_What is asked_
Retype all the records with nothing changed.

_Rows_
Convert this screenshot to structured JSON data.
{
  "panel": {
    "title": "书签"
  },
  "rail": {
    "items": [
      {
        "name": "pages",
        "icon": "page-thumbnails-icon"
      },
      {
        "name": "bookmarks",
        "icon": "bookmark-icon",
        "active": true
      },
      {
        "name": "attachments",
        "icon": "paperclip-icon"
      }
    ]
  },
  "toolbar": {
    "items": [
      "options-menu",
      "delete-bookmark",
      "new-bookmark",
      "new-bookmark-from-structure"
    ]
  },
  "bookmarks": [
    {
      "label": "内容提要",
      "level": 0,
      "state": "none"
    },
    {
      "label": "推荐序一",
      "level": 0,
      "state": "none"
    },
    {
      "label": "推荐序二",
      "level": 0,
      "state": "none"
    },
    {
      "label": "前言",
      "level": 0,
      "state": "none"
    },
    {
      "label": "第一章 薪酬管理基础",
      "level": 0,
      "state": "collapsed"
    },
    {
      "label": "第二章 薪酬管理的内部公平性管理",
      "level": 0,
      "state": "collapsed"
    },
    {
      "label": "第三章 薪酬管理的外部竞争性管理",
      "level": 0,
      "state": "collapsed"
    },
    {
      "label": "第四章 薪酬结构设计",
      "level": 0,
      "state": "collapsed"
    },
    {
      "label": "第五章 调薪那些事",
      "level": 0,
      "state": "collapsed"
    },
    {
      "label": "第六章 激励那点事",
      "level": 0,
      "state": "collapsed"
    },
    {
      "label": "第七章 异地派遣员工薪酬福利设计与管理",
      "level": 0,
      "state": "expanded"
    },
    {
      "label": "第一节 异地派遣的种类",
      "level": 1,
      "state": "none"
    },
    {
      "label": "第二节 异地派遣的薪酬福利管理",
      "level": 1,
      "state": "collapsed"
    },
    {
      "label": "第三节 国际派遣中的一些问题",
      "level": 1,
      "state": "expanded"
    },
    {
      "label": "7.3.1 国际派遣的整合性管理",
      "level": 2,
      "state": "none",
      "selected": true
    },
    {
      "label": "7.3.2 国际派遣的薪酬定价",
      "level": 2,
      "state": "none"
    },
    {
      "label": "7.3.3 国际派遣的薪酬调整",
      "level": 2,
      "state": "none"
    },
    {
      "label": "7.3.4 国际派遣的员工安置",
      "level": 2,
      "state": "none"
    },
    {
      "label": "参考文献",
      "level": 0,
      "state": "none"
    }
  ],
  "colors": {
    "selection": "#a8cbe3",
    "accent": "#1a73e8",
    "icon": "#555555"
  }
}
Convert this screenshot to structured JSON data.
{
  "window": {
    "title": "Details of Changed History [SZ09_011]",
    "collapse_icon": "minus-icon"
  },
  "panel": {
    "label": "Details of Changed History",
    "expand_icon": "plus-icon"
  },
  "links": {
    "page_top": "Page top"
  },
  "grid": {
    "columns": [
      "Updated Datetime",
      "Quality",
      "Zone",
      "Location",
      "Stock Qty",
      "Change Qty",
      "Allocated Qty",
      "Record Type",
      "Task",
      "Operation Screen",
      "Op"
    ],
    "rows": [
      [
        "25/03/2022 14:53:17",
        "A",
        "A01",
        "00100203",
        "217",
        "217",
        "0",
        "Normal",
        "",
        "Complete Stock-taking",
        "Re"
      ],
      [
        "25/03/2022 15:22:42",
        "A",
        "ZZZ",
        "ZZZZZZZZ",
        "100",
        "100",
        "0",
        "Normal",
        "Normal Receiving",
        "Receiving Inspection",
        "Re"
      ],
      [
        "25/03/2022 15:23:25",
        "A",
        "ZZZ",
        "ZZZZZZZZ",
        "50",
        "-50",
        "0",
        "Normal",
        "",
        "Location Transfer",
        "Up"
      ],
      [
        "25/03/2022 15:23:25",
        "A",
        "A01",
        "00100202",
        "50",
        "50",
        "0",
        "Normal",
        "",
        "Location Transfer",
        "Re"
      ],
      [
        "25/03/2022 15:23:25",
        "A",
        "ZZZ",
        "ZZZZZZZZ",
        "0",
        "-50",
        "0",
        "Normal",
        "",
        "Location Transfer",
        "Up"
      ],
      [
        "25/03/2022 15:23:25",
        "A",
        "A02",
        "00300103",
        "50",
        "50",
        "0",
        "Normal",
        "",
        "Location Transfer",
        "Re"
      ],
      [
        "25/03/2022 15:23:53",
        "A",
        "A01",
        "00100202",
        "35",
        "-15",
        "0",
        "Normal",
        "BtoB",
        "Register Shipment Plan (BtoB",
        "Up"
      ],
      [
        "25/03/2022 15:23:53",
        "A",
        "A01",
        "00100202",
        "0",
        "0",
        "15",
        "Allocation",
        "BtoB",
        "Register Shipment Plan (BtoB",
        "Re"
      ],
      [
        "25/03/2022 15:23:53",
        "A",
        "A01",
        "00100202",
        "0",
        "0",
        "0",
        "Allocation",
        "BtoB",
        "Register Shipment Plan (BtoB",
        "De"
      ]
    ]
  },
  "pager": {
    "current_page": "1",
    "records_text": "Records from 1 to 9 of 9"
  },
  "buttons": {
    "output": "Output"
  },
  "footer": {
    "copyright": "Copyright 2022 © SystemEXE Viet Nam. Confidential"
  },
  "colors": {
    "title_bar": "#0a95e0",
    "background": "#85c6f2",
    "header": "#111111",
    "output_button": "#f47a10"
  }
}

_Result_
Convert this screenshot to structured JSON data.
{
  "panel": {
    "title": "书签"
  },
  "rail": {
    "items": [
      {
        "name": "pages",
        "icon": "page-thumbnails-icon"
      },
      {
        "name": "bookmarks",
        "icon": "bookmark-icon",
        "active": true
      },
      {
        "name": "attachments",
        "icon": "paperclip-icon"
      }
    ]
  },
  "toolbar": {
    "items": [
      "options-menu",
      "delete-bookmark",
      "new-bookmark",
      "new-bookmark-from-structure"
    ]
  },
  "bookmarks": [
    {
      "label": "内容提要",
      "level": 0,
      "state": "none"
    },
    {
      "label": "推荐序一",
      "level": 0,
      "state": "none"
    },
    {
      "label": "推荐序二",
      "level": 0,
      "state": "none"
    },
    {
      "label": "前言",
      "level": 0,
      "state": "none"
    },
    {
      "label": "第一章 薪酬管理基础",
      "level": 0,
      "state": "collapsed"
    },
    {
      "label": "第二章 薪酬管理的内部公平性管理",
      "level": 0,
      "state": "collapsed"
    },
    {
      "label": "第三章 薪酬管理的外部竞争性管理",
      "level": 0,
      "state": "collapsed"
    },
    {
      "label": "第四章 薪酬结构设计",
      "level": 0,
      "state": "collapsed"
    },
    {
      "label": "第五章 调薪那些事",
      "level": 0,
      "state": "collapsed"
    },
    {
      "label": "第六章 激励那点事",
      "level": 0,
      "state": "collapsed"
    },
    {
      "label": "第七章 异地派遣员工薪酬福利设计与管理",
      "level": 0,
      "state": "expanded"
    },
    {
      "label": "第一节 异地派遣的种类",
      "level": 1,
      "state": "none"
    },
    {
      "label": "第二节 异地派遣的薪酬福利管理",
      "level": 1,
      "state": "collapsed"
    },
    {
      "label": "第三节 国际派遣中的一些问题",
      "level": 1,
      "state": "expanded"
    },
    {
      "label": "7.3.1 国际派遣的整合性管理",
      "level": 2,
      "state": "none",
      "selected": true
    },
    {
      "label": "7.3.2 国际派遣的薪酬定价",
      "level": 2,
      "state": "none"
    },
    {
      "label": "7.3.3 国际派遣的薪酬调整",
      "level": 2,
      "state": "none"
    },
    {
      "label": "7.3.4 国际派遣的员工安置",
      "level": 2,
      "state": "none"
    },
    {
      "label": "参考文献",
      "level": 0,
      "state": "none"
    }
  ],
  "colors": {
    "selection": "#a8cbe3",
    "accent": "#1a73e8",
    "icon": "#555555"
  }
}
Convert this screenshot to structured JSON data.
{
  "window": {
    "title": "Details of Changed History [SZ09_011]",
    "collapse_icon": "minus-icon"
  },
  "panel": {
    "label": "Details of Changed History",
    "expand_icon": "plus-icon"
  },
  "links": {
    "page_top": "Page top"
  },
  "grid": {
    "columns": [
      "Updated Datetime",
      "Quality",
      "Zone",
      "Location",
      "Stock Qty",
      "Change Qty",
      "Allocated Qty",
      "Record Type",
      "Task",
      "Operation Screen",
      "Op"
    ],
    "rows": [
      [
        "25/03/2022 14:53:17",
        "A",
        "A01",
        "00100203",
        "217",
        "217",
        "0",
        "Normal",
        "",
        "Complete Stock-taking",
        "Re"
      ],
      [
        "25/03/2022 15:22:42",
        "A",
        "ZZZ",
        "ZZZZZZZZ",
        "100",
        "100",
        "0",
        "Normal",
        "Normal Receiving",
        "Receiving Inspection",
        "Re"
      ],
      [
        "25/03/2022 15:23:25",
        "A",
        "ZZZ",
        "ZZZZZZZZ",
        "50",
        "-50",
        "0",
        "Normal",
        "",
        "Location Transfer",
        "Up"
      ],
      [
        "25/03/2022 15:23:25",
        "A",
        "A01",
        "00100202",
        "50",
        "50",
        "0",
        "Normal",
        "",
        "Location Transfer",
        "Re"
      ],
      [
        "25/03/2022 15:23:25",
        "A",
        "ZZZ",
        "ZZZZZZZZ",
        "0",
        "-50",
        "0",
        "Normal",
        "",
        "Location Transfer",
        "Up"
      ],
      [
        "25/03/2022 15:23:25",
        "A",
        "A02",
        "00300103",
        "50",
        "50",
        "0",
        "Normal",
        "",
        "Location Transfer",
        "Re"
      ],
      [
        "25/03/2022 15:23:53",
        "A",
        "A01",
        "00100202",
        "35",
        "-15",
        "0",
        "Normal",
        "BtoB",
        "Register Shipment Plan (BtoB",
        "Up"
      ],
      [
        "25/03/2022 15:23:53",
        "A",
        "A01",
        "00100202",
        "0",
        "0",
        "15",
        "Allocation",
        "BtoB",
        "Register Shipment Plan (BtoB",
        "Re"
      ],
      [
        "25/03/2022 15:23:53",
        "A",
        "A01",
        "00100202",
        "0",
        "0",
        "0",
        "Allocation",
        "BtoB",
        "Register Shipment Plan (BtoB",
        "De"
      ]
    ]
  },
  "pager": {
    "current_page": "1",
    "records_text": "Records from 1 to 9 of 9"
  },
  "buttons": {
    "output": "Output"
  },
  "footer": {
    "copyright": "Copyright 2022 © SystemEXE Viet Nam. Confidential"
  },
  "colors": {
    "title_bar": "#0a95e0",
    "background": "#85c6f2",
    "header": "#111111",
    "output_button": "#f47a10"
  }
}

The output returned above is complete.